(Dataset rows)
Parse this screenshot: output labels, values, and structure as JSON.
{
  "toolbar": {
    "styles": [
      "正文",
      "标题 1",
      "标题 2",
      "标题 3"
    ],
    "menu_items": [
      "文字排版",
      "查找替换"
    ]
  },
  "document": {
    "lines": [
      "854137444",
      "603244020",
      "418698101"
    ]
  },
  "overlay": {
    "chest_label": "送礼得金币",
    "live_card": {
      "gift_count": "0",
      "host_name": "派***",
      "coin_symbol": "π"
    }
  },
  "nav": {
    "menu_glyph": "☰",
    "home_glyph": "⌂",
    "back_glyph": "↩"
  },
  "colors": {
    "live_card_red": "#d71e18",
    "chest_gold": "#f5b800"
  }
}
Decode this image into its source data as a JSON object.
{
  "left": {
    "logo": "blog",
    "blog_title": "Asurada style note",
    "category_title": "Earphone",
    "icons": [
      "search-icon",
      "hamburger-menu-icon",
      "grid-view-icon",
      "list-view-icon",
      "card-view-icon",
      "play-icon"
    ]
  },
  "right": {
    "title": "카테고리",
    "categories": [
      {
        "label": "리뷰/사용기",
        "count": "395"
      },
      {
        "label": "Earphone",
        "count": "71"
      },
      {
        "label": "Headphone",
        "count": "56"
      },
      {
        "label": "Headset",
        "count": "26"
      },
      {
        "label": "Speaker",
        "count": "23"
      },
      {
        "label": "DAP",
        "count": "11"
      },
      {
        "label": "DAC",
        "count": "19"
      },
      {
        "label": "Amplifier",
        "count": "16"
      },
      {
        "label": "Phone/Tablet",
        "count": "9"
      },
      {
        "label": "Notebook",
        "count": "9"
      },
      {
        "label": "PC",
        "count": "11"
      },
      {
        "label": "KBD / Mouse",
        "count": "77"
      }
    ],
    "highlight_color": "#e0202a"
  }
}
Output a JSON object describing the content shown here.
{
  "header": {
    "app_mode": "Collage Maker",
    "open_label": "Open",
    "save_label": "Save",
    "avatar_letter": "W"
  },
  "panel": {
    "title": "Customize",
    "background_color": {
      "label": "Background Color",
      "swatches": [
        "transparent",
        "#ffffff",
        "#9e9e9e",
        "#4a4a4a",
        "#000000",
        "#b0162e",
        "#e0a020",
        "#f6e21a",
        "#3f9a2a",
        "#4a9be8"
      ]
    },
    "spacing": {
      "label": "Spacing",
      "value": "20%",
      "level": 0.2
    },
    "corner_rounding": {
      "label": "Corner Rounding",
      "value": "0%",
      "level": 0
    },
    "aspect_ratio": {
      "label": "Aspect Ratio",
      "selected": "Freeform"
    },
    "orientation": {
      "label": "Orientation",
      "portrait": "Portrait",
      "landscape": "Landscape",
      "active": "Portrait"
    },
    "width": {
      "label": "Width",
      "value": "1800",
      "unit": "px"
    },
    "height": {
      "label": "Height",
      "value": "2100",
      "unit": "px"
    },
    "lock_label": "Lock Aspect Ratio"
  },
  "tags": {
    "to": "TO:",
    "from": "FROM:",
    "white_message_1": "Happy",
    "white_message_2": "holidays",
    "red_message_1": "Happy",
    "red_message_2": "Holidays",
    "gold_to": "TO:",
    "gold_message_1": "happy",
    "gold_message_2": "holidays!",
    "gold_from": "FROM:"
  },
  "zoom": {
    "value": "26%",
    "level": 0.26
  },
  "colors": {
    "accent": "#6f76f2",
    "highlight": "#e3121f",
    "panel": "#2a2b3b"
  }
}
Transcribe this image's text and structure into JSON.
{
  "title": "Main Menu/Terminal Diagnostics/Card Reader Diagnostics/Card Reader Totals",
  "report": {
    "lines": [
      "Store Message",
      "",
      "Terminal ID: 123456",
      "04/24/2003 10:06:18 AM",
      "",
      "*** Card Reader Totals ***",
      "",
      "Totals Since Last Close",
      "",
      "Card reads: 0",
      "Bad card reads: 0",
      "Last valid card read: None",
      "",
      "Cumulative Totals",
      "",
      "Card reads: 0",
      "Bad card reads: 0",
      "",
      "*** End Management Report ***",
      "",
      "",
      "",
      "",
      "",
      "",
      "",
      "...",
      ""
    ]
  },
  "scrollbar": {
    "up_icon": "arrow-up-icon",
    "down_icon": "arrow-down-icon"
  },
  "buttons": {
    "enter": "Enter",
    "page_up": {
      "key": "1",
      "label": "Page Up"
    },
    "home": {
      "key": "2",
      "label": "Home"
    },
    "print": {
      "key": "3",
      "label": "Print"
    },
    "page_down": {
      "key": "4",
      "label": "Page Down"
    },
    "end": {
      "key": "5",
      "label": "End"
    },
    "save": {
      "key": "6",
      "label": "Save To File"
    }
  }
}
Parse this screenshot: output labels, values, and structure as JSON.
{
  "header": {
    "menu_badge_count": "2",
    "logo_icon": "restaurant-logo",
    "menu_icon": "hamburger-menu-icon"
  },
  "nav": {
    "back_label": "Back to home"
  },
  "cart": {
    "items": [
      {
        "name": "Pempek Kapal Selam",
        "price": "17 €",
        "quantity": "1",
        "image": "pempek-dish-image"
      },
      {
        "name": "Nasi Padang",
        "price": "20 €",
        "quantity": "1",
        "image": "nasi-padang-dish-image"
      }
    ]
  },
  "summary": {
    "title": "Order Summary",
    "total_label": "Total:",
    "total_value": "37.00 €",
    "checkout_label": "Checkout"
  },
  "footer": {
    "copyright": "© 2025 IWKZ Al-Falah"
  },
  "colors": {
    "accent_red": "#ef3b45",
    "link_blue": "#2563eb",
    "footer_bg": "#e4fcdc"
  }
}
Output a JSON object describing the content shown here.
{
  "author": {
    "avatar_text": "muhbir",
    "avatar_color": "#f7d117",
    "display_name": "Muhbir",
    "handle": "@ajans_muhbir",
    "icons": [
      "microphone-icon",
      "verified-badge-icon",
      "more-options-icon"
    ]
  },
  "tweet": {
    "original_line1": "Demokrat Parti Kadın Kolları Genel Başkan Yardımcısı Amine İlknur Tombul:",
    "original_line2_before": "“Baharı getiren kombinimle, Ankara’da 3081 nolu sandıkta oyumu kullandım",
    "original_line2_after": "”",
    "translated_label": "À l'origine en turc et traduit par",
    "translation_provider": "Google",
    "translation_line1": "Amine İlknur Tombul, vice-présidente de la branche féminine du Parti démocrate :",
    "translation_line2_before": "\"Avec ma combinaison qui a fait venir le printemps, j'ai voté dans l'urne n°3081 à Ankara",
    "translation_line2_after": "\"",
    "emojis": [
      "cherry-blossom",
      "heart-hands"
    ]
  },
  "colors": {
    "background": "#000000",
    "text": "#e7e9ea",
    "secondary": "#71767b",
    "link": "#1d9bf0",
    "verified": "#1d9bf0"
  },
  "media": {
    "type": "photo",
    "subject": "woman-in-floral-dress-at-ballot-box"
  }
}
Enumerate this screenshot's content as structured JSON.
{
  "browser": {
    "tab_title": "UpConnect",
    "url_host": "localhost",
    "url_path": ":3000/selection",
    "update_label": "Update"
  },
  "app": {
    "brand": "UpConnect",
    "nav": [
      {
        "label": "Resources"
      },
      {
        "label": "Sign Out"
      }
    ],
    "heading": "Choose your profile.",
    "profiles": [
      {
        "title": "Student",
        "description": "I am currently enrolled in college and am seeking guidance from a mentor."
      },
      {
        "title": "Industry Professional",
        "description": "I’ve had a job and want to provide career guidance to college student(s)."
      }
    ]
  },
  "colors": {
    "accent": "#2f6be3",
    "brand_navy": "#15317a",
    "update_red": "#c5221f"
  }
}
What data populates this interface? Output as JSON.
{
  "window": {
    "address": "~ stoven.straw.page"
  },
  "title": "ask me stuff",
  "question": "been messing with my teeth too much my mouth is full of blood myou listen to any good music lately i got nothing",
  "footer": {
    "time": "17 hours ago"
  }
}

▶ _WHAT IS NEEDED_: Show every line from the listing above in which the string "Totals" appears.

▶ _COMPLETE RESPONSE_:
  "title": "Main Menu/Terminal Diagnostics/Card Reader Diagnostics/Card Reader Totals",
      "*** Card Reader Totals ***",
      "Totals Since Last Close",
      "Cumulative Totals",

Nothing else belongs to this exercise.